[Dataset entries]
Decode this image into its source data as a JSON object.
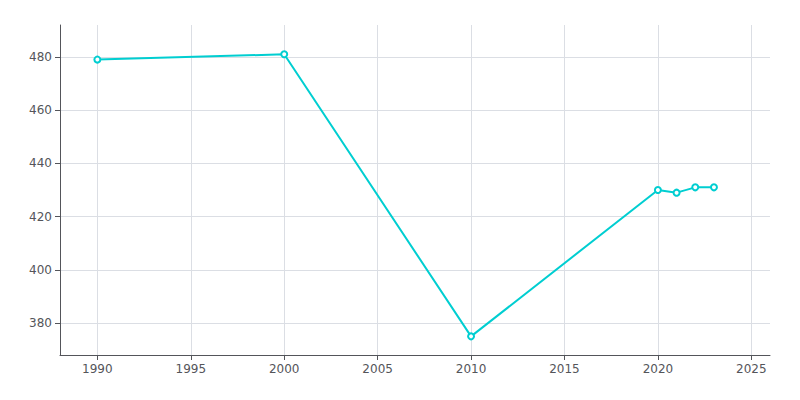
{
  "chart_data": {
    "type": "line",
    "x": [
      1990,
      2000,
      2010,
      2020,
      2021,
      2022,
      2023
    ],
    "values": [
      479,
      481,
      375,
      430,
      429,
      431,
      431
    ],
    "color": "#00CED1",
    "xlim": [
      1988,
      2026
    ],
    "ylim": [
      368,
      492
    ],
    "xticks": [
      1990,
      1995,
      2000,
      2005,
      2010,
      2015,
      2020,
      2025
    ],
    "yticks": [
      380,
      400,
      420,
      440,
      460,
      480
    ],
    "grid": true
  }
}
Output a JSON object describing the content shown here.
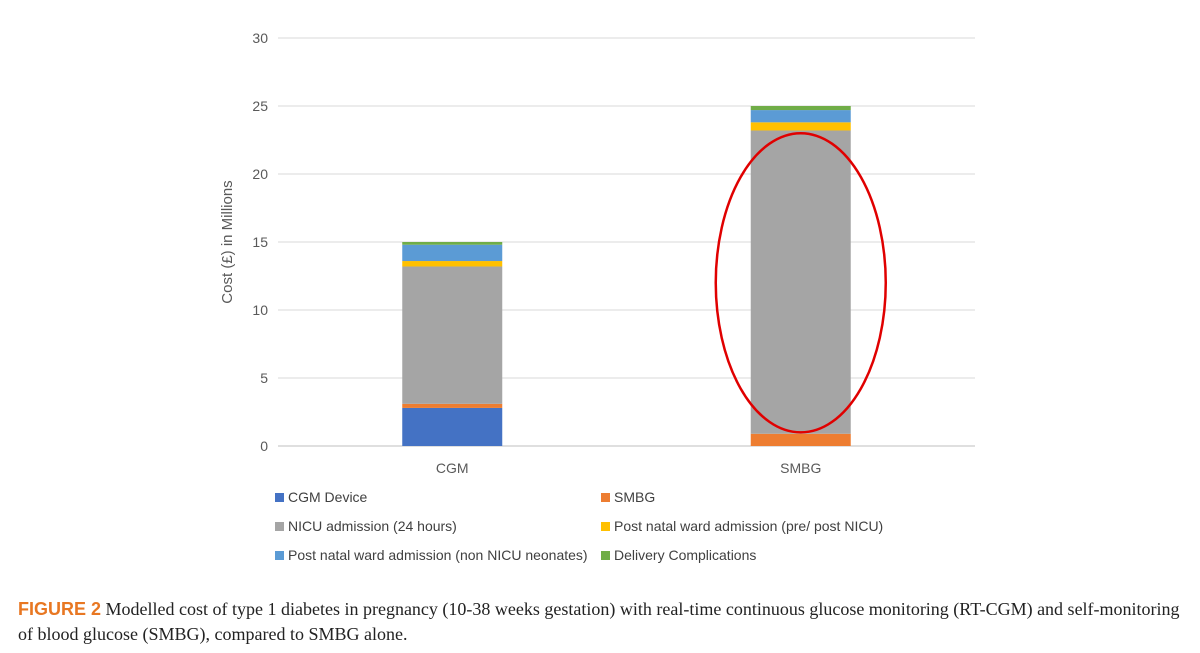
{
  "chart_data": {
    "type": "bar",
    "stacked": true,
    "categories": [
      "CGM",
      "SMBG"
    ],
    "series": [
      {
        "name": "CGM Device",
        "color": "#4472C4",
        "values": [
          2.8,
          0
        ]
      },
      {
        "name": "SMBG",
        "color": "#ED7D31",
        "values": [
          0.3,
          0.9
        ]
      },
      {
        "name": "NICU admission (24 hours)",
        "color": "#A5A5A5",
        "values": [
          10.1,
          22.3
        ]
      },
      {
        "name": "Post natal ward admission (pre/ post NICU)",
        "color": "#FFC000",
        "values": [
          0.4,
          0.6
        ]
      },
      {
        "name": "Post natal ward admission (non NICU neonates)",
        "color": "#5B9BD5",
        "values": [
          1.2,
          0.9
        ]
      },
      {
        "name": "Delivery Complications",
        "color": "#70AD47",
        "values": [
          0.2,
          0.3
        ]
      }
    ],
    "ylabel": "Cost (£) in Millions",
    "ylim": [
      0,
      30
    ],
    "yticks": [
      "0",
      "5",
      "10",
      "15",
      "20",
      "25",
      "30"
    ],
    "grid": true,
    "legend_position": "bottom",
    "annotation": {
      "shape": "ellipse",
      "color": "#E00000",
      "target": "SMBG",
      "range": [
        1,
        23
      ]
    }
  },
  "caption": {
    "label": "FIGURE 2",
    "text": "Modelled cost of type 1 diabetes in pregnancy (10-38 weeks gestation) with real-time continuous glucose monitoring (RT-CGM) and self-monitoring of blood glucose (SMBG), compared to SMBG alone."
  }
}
* * *
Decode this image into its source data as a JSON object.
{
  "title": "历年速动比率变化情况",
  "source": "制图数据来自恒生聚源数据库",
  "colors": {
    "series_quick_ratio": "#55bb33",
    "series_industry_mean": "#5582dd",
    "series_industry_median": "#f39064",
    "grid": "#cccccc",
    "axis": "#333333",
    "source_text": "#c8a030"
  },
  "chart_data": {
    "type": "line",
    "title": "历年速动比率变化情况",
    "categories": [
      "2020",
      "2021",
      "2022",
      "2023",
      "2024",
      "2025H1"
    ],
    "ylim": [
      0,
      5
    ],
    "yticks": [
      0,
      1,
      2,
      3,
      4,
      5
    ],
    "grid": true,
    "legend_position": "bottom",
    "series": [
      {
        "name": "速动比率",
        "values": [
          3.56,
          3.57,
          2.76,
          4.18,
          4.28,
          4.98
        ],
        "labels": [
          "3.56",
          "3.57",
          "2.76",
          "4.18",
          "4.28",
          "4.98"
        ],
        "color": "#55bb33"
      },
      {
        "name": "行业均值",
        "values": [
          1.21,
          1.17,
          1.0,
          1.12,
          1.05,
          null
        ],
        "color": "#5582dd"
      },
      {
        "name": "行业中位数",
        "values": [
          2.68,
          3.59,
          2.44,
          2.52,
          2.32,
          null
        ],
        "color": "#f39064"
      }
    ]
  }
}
==
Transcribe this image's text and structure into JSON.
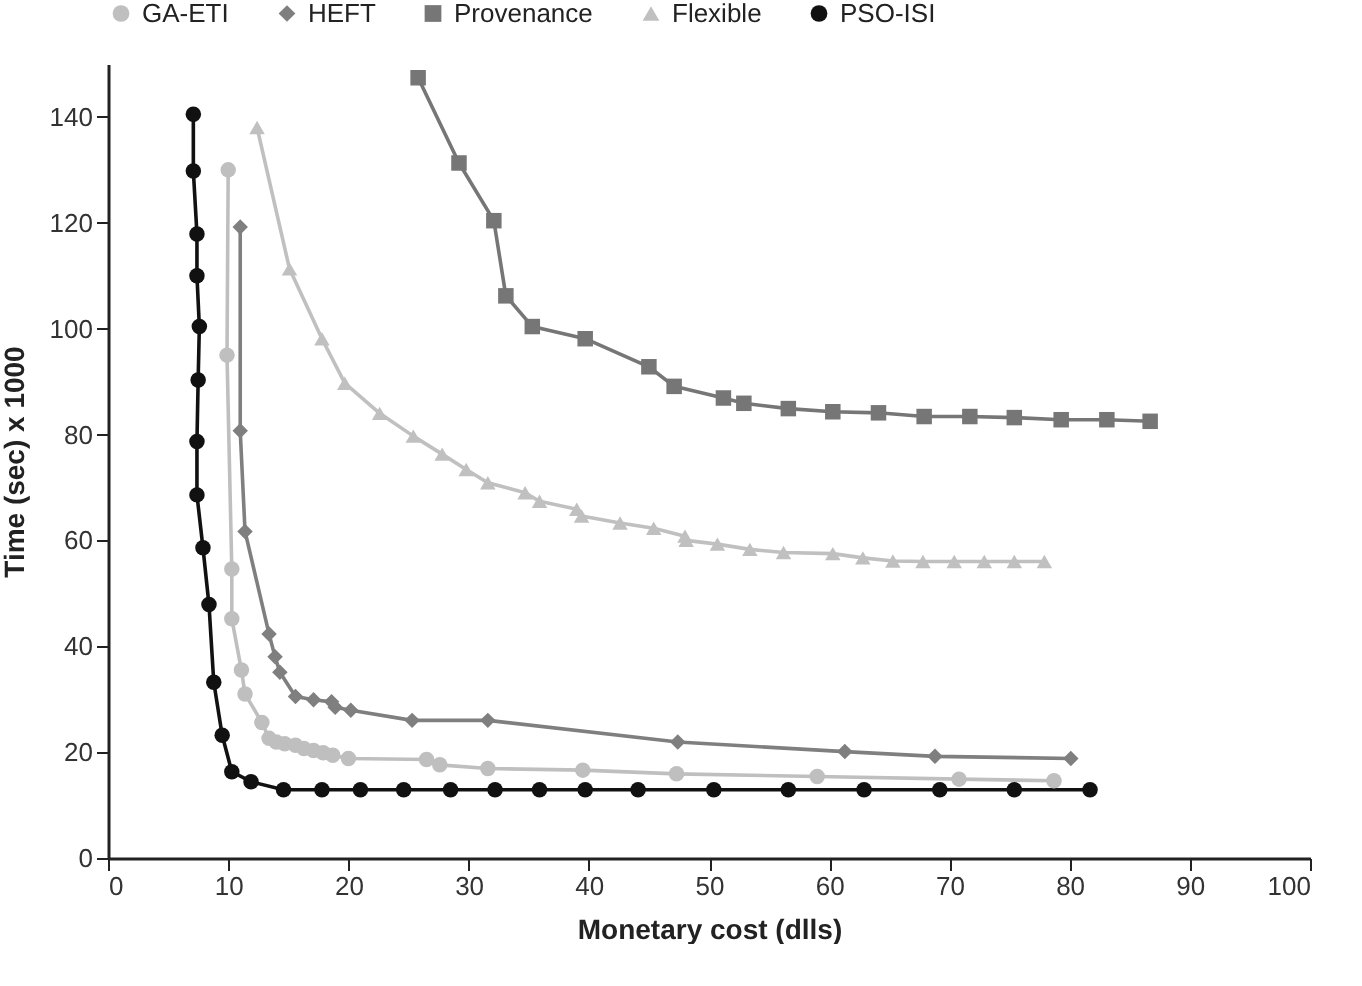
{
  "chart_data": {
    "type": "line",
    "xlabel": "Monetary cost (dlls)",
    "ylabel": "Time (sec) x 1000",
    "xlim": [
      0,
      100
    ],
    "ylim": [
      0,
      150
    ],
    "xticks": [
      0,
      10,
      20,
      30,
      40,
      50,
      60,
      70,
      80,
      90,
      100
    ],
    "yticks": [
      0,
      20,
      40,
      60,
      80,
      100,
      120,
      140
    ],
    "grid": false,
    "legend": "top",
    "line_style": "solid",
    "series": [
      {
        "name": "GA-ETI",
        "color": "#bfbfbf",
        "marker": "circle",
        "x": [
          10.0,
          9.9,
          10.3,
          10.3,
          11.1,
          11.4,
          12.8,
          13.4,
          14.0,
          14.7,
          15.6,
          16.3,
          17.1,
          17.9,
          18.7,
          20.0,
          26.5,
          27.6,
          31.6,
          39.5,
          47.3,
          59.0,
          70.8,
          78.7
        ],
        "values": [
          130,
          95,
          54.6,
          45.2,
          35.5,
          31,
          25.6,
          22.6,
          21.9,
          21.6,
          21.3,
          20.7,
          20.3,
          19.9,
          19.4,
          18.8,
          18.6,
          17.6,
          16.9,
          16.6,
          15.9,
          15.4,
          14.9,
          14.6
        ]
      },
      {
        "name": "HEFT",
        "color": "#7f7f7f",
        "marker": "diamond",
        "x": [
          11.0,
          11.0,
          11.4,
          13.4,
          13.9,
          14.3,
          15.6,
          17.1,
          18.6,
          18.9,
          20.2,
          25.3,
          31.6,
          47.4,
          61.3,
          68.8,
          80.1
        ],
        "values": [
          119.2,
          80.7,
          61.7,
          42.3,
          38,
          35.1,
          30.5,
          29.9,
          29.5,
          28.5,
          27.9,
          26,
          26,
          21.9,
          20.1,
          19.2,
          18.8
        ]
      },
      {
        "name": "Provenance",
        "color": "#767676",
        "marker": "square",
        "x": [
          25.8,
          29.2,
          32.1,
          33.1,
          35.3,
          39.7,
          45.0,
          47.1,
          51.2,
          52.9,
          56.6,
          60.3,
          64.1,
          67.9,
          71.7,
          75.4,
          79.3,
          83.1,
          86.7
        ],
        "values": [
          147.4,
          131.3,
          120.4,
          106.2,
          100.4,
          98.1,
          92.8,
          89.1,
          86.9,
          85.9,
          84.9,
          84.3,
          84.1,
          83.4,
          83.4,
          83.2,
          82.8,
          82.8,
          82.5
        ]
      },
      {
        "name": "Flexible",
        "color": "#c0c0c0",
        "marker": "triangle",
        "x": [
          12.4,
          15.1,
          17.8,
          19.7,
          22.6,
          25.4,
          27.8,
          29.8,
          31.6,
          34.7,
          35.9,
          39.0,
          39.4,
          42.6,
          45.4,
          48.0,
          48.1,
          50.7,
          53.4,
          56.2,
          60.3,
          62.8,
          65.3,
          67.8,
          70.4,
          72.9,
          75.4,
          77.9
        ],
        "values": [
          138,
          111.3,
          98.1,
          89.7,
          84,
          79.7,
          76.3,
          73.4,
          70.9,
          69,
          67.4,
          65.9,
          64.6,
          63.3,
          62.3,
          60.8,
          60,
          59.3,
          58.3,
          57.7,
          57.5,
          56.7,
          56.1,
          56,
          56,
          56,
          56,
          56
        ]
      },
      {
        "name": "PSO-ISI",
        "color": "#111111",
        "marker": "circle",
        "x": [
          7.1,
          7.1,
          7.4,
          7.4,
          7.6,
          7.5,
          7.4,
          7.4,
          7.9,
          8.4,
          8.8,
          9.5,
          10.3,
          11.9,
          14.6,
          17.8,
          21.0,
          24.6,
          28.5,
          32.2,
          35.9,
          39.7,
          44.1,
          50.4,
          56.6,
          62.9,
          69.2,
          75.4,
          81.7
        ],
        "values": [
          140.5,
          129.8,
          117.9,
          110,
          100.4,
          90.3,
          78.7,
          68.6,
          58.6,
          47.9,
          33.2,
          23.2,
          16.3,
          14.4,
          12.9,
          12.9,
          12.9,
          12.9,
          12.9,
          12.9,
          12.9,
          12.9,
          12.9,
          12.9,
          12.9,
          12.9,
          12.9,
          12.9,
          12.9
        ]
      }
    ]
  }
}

◆ WRITTEN EXERCISE
Track down the lines that include the word "ward" and copy them.

◆ ANSWER TO THIS EXERCISE
        "name": "Post natal ward admission (pre/ post NICU)",
        "name": "Post natal ward admission (non NICU neonates)",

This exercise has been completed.